▸ **DO THIS**
List the entries below as a numbered list, starting at the first one and ending at the one that contains "y-tick-label: -17 bbox=[32, 413, 54, 430]", with both included and any blank lines left out.
┌─ RAW DATA
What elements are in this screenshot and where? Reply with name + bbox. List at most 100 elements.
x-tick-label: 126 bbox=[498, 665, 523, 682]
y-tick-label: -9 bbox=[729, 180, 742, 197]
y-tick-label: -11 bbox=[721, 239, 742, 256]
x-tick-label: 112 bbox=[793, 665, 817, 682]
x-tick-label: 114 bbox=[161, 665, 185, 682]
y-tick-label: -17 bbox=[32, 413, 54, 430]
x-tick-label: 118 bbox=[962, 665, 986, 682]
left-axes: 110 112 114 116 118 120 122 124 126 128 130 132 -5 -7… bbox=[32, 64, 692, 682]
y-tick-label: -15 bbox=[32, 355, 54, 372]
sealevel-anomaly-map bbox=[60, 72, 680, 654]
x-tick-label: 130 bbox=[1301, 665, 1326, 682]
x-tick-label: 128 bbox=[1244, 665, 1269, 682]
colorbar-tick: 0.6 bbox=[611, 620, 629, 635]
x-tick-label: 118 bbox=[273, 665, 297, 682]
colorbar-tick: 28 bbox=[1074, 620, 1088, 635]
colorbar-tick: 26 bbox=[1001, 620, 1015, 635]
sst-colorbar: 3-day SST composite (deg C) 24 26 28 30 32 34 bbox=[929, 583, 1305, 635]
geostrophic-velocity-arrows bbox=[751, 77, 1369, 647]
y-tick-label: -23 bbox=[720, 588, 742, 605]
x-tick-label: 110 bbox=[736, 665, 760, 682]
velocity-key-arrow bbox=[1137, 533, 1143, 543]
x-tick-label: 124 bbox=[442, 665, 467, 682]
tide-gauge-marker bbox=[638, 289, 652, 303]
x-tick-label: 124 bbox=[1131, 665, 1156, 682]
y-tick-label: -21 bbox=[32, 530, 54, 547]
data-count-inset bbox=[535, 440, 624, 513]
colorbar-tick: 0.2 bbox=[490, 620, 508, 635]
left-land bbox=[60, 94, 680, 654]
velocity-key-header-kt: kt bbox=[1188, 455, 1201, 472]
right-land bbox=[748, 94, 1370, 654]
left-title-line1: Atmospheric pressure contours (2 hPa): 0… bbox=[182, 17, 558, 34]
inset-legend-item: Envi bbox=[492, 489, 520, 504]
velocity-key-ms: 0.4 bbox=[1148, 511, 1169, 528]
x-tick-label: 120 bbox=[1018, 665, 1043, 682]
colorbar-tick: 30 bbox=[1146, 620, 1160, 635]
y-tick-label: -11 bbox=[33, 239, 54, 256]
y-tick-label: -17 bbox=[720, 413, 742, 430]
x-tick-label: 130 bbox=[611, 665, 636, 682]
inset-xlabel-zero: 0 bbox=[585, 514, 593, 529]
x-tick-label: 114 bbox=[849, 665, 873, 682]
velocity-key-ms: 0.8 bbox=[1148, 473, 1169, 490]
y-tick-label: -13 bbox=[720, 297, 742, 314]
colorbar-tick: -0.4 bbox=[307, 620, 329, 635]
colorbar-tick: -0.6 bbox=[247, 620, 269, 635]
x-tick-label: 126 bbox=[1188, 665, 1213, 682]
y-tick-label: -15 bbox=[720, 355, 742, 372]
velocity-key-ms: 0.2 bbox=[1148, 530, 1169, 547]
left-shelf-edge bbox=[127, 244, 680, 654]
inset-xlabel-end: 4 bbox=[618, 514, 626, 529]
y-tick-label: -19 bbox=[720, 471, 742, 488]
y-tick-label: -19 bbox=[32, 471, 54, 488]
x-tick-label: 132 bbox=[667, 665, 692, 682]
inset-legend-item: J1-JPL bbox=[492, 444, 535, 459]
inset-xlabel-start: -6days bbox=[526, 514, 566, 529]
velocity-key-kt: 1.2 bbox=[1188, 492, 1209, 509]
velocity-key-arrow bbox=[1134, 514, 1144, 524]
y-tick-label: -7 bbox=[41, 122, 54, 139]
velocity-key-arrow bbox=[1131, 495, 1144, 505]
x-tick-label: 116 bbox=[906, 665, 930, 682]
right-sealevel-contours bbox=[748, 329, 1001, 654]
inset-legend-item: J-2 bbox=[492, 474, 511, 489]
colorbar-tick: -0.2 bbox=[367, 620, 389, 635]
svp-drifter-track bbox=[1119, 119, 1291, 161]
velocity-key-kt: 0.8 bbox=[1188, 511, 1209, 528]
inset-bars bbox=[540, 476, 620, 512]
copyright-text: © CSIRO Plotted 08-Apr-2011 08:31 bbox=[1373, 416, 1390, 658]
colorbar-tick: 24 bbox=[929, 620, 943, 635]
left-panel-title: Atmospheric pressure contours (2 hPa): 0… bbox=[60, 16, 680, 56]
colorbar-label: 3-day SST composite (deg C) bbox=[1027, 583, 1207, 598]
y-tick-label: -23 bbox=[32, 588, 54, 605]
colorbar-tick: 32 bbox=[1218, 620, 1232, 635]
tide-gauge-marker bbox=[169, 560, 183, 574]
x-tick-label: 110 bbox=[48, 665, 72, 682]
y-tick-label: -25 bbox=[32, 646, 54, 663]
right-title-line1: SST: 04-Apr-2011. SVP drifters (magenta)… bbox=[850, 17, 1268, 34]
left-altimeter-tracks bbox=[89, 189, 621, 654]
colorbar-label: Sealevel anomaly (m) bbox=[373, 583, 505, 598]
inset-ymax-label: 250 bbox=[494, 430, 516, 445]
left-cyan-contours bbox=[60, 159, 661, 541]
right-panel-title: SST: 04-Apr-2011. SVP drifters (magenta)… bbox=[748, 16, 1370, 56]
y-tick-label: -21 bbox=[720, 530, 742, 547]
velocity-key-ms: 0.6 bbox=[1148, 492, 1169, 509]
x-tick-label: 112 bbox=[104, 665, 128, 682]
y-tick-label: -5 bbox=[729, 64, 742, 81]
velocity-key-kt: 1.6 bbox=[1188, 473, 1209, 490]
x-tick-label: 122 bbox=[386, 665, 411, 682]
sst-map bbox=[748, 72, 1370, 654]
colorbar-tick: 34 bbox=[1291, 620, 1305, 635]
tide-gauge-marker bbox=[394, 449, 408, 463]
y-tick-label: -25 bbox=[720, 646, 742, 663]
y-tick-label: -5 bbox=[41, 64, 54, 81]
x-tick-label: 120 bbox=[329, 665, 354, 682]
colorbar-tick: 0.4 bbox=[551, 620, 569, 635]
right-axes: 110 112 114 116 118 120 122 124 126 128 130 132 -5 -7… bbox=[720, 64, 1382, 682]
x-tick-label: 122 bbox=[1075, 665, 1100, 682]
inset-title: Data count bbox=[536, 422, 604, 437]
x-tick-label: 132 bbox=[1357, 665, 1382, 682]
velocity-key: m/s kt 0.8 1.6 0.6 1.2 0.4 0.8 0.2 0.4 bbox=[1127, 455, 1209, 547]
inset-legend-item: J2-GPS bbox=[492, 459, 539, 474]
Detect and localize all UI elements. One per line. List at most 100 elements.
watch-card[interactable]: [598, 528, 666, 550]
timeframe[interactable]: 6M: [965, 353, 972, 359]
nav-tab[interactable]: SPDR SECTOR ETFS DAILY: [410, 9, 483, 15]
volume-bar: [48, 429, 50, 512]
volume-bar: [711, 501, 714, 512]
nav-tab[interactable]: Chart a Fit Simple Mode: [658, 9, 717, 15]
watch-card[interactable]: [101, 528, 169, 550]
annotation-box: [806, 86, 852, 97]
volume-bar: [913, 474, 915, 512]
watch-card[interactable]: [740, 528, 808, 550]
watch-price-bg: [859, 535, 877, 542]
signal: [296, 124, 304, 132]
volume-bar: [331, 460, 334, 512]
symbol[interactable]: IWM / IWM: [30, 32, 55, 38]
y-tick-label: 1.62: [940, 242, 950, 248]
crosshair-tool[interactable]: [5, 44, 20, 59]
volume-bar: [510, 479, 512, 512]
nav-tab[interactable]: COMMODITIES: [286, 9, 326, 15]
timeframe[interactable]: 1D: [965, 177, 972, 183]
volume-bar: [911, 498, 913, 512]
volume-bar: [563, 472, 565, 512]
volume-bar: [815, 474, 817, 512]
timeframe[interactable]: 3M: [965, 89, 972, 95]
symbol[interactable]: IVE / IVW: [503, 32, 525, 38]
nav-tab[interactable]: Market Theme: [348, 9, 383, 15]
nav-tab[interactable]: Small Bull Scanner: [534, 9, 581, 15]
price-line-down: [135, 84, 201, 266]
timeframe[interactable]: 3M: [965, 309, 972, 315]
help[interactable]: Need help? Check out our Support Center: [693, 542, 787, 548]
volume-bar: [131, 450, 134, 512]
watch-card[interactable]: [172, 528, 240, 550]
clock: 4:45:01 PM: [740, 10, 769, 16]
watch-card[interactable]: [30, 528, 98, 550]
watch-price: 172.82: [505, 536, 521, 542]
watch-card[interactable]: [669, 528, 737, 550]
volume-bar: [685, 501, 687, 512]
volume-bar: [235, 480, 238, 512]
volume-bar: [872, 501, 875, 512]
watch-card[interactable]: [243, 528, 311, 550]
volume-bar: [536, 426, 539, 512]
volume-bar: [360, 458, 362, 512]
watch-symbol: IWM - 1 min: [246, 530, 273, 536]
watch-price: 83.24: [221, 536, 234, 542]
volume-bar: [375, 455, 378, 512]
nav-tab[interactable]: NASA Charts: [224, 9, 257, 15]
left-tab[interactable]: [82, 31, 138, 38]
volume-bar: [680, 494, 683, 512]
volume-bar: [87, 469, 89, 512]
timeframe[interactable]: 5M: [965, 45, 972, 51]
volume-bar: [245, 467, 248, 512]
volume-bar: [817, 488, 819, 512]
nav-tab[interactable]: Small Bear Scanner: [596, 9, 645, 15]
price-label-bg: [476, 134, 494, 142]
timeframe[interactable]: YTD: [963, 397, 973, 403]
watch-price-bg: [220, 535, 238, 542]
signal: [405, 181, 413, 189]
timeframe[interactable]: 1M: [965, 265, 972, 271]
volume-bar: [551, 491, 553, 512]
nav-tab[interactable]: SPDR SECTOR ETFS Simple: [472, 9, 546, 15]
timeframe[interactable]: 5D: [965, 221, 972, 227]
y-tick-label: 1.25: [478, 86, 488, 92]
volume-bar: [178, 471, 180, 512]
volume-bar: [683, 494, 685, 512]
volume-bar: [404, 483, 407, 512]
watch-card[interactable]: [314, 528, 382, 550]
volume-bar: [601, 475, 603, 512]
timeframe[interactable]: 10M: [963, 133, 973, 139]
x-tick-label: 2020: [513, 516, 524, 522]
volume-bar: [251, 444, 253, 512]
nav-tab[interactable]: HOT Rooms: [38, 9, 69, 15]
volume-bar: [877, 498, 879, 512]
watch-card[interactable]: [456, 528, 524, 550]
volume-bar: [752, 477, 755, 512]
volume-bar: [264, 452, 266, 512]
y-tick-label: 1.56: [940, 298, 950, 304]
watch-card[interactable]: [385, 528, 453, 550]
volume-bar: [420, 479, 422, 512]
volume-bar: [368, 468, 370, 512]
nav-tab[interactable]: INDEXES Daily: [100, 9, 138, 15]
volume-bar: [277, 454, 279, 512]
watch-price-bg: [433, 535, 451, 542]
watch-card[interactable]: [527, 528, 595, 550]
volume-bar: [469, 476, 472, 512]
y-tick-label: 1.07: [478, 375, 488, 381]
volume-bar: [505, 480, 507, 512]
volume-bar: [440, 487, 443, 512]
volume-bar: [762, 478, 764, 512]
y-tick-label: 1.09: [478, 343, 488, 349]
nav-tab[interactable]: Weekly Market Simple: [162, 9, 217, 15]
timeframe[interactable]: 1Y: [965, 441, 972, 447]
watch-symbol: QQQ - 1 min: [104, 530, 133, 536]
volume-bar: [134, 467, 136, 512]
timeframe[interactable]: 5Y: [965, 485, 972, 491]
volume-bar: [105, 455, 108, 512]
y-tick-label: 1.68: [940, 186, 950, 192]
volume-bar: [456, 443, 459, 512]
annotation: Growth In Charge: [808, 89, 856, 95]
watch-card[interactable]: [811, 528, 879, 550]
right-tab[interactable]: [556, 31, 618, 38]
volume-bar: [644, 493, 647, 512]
└─
▸ **CORRECT RESULT**
1. What elements are in this screenshot and where? Reply with name + bbox. List at most 100 elements.
2. x-tick-label: 126 bbox=[498, 665, 523, 682]
3. y-tick-label: -9 bbox=[729, 180, 742, 197]
4. y-tick-label: -11 bbox=[721, 239, 742, 256]
5. x-tick-label: 112 bbox=[793, 665, 817, 682]
6. x-tick-label: 114 bbox=[161, 665, 185, 682]
7. y-tick-label: -17 bbox=[32, 413, 54, 430]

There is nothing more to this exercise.